§ Your objective: All of the data needs to be repeated exactly.

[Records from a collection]

• • • • • • •

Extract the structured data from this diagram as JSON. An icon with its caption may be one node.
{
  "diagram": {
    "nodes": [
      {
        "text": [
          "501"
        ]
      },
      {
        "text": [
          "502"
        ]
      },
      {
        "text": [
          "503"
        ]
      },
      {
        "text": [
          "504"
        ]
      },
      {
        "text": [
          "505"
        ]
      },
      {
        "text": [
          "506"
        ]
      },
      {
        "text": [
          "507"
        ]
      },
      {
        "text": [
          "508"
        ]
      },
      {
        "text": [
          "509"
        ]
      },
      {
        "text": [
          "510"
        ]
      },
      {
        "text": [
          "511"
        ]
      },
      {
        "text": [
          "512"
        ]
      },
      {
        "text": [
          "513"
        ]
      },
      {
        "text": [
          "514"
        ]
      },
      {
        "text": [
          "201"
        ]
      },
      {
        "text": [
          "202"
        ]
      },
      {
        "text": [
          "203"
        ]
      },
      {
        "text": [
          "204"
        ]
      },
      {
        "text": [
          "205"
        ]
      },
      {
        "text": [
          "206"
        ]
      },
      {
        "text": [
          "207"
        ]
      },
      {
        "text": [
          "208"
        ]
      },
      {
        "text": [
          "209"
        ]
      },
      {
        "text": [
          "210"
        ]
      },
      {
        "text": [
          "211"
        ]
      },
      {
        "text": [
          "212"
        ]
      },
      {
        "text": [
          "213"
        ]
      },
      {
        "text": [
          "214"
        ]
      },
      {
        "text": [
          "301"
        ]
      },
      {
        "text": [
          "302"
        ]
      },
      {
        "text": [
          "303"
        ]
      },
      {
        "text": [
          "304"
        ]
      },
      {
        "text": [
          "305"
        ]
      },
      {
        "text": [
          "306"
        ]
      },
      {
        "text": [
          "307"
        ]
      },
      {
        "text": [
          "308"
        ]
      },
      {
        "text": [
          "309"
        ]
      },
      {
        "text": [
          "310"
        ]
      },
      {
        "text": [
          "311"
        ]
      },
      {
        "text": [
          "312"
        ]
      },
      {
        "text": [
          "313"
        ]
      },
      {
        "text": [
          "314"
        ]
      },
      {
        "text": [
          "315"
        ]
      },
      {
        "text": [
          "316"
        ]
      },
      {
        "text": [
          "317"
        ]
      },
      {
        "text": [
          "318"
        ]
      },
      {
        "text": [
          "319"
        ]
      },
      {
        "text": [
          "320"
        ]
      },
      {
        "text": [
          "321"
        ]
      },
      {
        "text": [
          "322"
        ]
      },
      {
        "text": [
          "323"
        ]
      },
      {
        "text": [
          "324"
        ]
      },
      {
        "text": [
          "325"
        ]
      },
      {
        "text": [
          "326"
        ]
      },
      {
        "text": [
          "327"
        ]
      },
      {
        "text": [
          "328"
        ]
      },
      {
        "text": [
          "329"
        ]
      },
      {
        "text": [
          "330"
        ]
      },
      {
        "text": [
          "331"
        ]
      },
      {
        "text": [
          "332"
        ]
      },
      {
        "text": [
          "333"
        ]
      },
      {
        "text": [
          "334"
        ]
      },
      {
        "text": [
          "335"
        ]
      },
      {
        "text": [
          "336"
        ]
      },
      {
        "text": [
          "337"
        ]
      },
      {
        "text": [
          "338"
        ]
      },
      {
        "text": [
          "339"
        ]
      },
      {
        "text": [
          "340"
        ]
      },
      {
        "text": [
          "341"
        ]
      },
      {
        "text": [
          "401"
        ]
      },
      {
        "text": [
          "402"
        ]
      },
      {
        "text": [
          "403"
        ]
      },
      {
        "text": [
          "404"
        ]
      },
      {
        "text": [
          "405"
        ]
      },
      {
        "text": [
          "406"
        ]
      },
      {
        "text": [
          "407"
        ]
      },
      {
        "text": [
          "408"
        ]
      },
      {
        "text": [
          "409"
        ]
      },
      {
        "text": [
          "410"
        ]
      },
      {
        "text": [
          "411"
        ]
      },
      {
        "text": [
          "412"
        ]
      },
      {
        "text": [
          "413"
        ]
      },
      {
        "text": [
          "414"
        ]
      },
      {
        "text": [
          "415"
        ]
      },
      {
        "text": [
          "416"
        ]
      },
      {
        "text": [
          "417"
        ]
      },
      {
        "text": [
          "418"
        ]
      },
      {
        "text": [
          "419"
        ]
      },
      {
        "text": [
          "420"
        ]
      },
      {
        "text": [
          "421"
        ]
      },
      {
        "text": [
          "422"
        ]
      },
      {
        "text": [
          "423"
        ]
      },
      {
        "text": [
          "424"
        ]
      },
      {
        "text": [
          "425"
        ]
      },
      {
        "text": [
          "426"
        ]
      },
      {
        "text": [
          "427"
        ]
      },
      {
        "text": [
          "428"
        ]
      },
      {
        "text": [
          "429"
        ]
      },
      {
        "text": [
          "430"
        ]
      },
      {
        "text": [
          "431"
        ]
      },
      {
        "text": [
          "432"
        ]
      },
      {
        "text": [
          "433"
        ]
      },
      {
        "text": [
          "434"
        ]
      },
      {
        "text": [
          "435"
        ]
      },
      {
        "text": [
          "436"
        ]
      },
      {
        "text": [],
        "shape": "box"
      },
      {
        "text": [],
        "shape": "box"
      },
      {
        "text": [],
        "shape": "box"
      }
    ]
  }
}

• • • • • • •

§ Task response:
Extract the structured data from this diagram as JSON. An icon with its caption may be one node.
{
  "diagram": {
    "nodes": [
      {
        "text": [
          "501"
        ]
      },
      {
        "text": [
          "502"
        ]
      },
      {
        "text": [
          "503"
        ]
      },
      {
        "text": [
          "504"
        ]
      },
      {
        "text": [
          "505"
        ]
      },
      {
        "text": [
          "506"
        ]
      },
      {
        "text": [
          "507"
        ]
      },
      {
        "text": [
          "508"
        ]
      },
      {
        "text": [
          "509"
        ]
      },
      {
        "text": [
          "510"
        ]
      },
      {
        "text": [
          "511"
        ]
      },
      {
        "text": [
          "512"
        ]
      },
      {
        "text": [
          "513"
        ]
      },
      {
        "text": [
          "514"
        ]
      },
      {
        "text": [
          "201"
        ]
      },
      {
        "text": [
          "202"
        ]
      },
      {
        "text": [
          "203"
        ]
      },
      {
        "text": [
          "204"
        ]
      },
      {
        "text": [
          "205"
        ]
      },
      {
        "text": [
          "206"
        ]
      },
      {
        "text": [
          "207"
        ]
      },
      {
        "text": [
          "208"
        ]
      },
      {
        "text": [
          "209"
        ]
      },
      {
        "text": [
          "210"
        ]
      },
      {
        "text": [
          "211"
        ]
      },
      {
        "text": [
          "212"
        ]
      },
      {
        "text": [
          "213"
        ]
      },
      {
        "text": [
          "214"
        ]
      },
      {
        "text": [
          "301"
        ]
      },
      {
        "text": [
          "302"
        ]
      },
      {
        "text": [
          "303"
        ]
      },
      {
        "text": [
          "304"
        ]
      },
      {
        "text": [
          "305"
        ]
      },
      {
        "text": [
          "306"
        ]
      },
      {
        "text": [
          "307"
        ]
      },
      {
        "text": [
          "308"
        ]
      },
      {
        "text": [
          "309"
        ]
      },
      {
        "text": [
          "310"
        ]
      },
      {
        "text": [
          "311"
        ]
      },
      {
        "text": [
          "312"
        ]
      },
      {
        "text": [
          "313"
        ]
      },
      {
        "text": [
          "314"
        ]
      },
      {
        "text": [
          "315"
        ]
      },
      {
        "text": [
          "316"
        ]
      },
      {
        "text": [
          "317"
        ]
      },
      {
        "text": [
          "318"
        ]
      },
      {
        "text": [
          "319"
        ]
      },
      {
        "text": [
          "320"
        ]
      },
      {
        "text": [
          "321"
        ]
      },
      {
        "text": [
          "322"
        ]
      },
      {
        "text": [
          "323"
        ]
      },
      {
        "text": [
          "324"
        ]
      },
      {
        "text": [
          "325"
        ]
      },
      {
        "text": [
          "326"
        ]
      },
      {
        "text": [
          "327"
        ]
      },
      {
        "text": [
          "328"
        ]
      },
      {
        "text": [
          "329"
        ]
      },
      {
        "text": [
          "330"
        ]
      },
      {
        "text": [
          "331"
        ]
      },
      {
        "text": [
          "332"
        ]
      },
      {
        "text": [
          "333"
        ]
      },
      {
        "text": [
          "334"
        ]
      },
      {
        "text": [
          "335"
        ]
      },
      {
        "text": [
          "336"
        ]
      },
      {
        "text": [
          "337"
        ]
      },
      {
        "text": [
          "338"
        ]
      },
      {
        "text": [
          "339"
        ]
      },
      {
        "text": [
          "340"
        ]
      },
      {
        "text": [
          "341"
        ]
      },
      {
        "text": [
          "401"
        ]
      },
      {
        "text": [
          "402"
        ]
      },
      {
        "text": [
          "403"
        ]
      },
      {
        "text": [
          "404"
        ]
      },
      {
        "text": [
          "405"
        ]
      },
      {
        "text": [
          "406"
        ]
      },
      {
        "text": [
          "407"
        ]
      },
      {
        "text": [
          "408"
        ]
      },
      {
        "text": [
          "409"
        ]
      },
      {
        "text": [
          "410"
        ]
      },
      {
        "text": [
          "411"
        ]
      },
      {
        "text": [
          "412"
        ]
      },
      {
        "text": [
          "413"
        ]
      },
      {
        "text": [
          "414"
        ]
      },
      {
        "text": [
          "415"
        ]
      },
      {
        "text": [
          "416"
        ]
      },
      {
        "text": [
          "417"
        ]
      },
      {
        "text": [
          "418"
        ]
      },
      {
        "text": [
          "419"
        ]
      },
      {
        "text": [
          "420"
        ]
      },
      {
        "text": [
          "421"
        ]
      },
      {
        "text": [
          "422"
        ]
      },
      {
        "text": [
          "423"
        ]
      },
      {
        "text": [
          "424"
        ]
      },
      {
        "text": [
          "425"
        ]
      },
      {
        "text": [
          "426"
        ]
      },
      {
        "text": [
          "427"
        ]
      },
      {
        "text": [
          "428"
        ]
      },
      {
        "text": [
          "429"
        ]
      },
      {
        "text": [
          "430"
        ]
      },
      {
        "text": [
          "431"
        ]
      },
      {
        "text": [
          "432"
        ]
      },
      {
        "text": [
          "433"
        ]
      },
      {
        "text": [
          "434"
        ]
      },
      {
        "text": [
          "435"
        ]
      },
      {
        "text": [
          "436"
        ]
      },
      {
        "text": [],
        "shape": "box"
      },
      {
        "text": [],
        "shape": "box"
      },
      {
        "text": [],
        "shape": "box"
      }
    ]
  }
}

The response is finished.